(Annotated element entries)

»»

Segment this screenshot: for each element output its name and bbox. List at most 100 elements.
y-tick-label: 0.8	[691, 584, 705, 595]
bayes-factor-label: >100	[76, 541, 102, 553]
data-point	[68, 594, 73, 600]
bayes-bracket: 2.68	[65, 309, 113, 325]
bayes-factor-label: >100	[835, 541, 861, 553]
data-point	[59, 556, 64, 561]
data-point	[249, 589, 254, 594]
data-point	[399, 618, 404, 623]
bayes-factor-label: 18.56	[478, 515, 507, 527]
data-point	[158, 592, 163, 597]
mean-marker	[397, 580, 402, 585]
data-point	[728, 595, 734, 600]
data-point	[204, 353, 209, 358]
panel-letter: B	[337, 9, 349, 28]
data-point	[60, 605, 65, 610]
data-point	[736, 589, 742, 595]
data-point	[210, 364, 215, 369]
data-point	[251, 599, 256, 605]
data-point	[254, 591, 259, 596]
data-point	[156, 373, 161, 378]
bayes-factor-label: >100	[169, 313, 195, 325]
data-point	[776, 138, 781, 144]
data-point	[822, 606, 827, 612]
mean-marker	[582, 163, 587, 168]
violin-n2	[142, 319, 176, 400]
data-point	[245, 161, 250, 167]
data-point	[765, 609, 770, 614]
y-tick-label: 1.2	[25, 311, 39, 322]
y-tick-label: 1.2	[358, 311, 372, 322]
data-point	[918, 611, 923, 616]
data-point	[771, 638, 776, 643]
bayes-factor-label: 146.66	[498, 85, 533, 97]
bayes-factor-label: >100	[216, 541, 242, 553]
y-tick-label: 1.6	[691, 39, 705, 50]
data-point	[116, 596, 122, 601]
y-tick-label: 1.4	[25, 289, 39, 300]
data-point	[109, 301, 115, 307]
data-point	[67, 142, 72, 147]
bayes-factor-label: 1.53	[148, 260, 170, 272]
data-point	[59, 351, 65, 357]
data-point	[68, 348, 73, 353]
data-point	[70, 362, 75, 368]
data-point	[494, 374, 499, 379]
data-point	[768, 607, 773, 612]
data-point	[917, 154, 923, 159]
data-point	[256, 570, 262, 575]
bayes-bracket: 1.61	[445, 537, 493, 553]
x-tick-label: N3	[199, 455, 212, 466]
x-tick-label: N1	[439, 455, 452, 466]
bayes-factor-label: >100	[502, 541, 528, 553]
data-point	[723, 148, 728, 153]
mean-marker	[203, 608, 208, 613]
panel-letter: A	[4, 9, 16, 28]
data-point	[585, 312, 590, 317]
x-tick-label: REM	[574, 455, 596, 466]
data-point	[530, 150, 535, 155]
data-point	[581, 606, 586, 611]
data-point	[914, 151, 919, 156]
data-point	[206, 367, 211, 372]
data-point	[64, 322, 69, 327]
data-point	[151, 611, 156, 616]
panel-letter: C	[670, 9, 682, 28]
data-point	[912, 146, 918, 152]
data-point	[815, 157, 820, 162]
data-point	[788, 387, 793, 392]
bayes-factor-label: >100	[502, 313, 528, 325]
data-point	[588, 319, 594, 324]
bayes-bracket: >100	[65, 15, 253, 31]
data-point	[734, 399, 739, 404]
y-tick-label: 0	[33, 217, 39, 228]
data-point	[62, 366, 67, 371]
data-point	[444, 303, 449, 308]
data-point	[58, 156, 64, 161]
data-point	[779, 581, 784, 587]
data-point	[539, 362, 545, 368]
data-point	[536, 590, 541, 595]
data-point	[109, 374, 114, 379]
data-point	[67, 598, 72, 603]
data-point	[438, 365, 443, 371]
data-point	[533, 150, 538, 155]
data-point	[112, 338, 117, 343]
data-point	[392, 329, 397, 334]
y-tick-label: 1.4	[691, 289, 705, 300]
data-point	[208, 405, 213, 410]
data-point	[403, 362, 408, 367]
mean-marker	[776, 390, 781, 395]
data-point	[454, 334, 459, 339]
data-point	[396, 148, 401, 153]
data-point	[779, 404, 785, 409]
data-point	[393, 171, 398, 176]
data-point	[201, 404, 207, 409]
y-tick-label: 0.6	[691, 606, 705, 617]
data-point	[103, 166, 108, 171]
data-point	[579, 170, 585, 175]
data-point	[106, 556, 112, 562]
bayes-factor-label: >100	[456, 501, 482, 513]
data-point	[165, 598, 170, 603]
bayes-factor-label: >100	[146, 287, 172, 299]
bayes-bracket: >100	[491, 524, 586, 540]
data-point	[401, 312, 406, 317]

««

**Exercise details**
Count the lines in the rows above that contain the string "mean", treating uppercase and lowercase as different. Give only the number.

**Exercise result**
4